#### Exercise description
Look through the listing and locate every line containing the word "text"; copy those lines.

#### Data for the task
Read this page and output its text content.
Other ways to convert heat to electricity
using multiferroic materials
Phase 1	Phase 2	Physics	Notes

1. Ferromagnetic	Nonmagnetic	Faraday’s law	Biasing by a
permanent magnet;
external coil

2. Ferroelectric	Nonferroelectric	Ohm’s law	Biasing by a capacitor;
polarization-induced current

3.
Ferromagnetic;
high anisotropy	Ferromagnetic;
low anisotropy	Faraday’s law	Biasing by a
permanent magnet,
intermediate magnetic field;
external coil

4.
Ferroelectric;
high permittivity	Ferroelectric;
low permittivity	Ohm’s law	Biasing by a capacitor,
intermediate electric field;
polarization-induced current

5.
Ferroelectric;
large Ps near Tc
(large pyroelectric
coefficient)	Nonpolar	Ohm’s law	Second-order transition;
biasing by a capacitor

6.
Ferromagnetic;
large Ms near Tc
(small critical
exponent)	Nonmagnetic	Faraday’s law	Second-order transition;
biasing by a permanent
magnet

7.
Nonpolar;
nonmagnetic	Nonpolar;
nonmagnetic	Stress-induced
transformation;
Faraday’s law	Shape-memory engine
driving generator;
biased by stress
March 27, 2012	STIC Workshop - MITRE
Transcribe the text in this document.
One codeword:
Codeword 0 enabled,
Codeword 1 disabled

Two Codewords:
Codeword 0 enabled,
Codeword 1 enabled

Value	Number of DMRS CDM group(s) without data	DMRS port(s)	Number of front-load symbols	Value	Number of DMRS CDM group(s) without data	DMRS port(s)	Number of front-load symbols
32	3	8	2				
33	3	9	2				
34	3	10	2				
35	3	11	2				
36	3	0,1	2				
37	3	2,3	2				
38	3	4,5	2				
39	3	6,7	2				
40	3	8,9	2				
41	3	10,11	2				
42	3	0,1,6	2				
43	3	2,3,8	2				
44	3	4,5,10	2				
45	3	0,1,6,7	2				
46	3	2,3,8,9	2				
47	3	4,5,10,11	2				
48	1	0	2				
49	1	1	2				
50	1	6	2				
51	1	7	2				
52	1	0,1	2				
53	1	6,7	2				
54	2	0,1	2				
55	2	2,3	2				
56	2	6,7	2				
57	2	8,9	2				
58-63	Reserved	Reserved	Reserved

#### Response below
Read this page and output its text content.
Transcribe the text in this document.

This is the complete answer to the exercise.